AIM OF THE EXERCISE: Transcribe the material below exactly as it appears.

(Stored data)
════════════════════
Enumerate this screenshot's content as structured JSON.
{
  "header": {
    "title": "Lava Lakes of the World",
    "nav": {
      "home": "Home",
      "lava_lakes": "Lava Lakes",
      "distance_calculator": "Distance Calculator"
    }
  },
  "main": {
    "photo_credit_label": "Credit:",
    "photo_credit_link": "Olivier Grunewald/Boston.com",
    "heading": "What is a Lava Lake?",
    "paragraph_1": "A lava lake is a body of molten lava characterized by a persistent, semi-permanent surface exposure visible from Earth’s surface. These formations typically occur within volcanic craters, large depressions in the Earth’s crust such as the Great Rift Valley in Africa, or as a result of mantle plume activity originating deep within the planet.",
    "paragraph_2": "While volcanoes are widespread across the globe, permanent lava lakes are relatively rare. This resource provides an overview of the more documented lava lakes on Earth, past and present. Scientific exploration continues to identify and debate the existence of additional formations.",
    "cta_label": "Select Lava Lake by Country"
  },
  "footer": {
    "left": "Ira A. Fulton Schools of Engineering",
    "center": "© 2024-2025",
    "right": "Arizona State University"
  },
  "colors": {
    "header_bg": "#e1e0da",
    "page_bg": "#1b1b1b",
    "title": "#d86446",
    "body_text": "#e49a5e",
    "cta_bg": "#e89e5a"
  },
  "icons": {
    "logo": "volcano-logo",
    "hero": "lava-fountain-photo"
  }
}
════════════════════
TASK OUTPUT:
Enumerate this screenshot's content as structured JSON.
{
  "header": {
    "title": "Lava Lakes of the World",
    "nav": {
      "home": "Home",
      "lava_lakes": "Lava Lakes",
      "distance_calculator": "Distance Calculator"
    }
  },
  "main": {
    "photo_credit_label": "Credit:",
    "photo_credit_link": "Olivier Grunewald/Boston.com",
    "heading": "What is a Lava Lake?",
    "paragraph_1": "A lava lake is a body of molten lava characterized by a persistent, semi-permanent surface exposure visible from Earth’s surface. These formations typically occur within volcanic craters, large depressions in the Earth’s crust such as the Great Rift Valley in Africa, or as a result of mantle plume activity originating deep within the planet.",
    "paragraph_2": "While volcanoes are widespread across the globe, permanent lava lakes are relatively rare. This resource provides an overview of the more documented lava lakes on Earth, past and present. Scientific exploration continues to identify and debate the existence of additional formations.",
    "cta_label": "Select Lava Lake by Country"
  },
  "footer": {
    "left": "Ira A. Fulton Schools of Engineering",
    "center": "© 2024-2025",
    "right": "Arizona State University"
  },
  "colors": {
    "header_bg": "#e1e0da",
    "page_bg": "#1b1b1b",
    "title": "#d86446",
    "body_text": "#e49a5e",
    "cta_bg": "#e89e5a"
  },
  "icons": {
    "logo": "volcano-logo",
    "hero": "lava-fountain-photo"
  }
}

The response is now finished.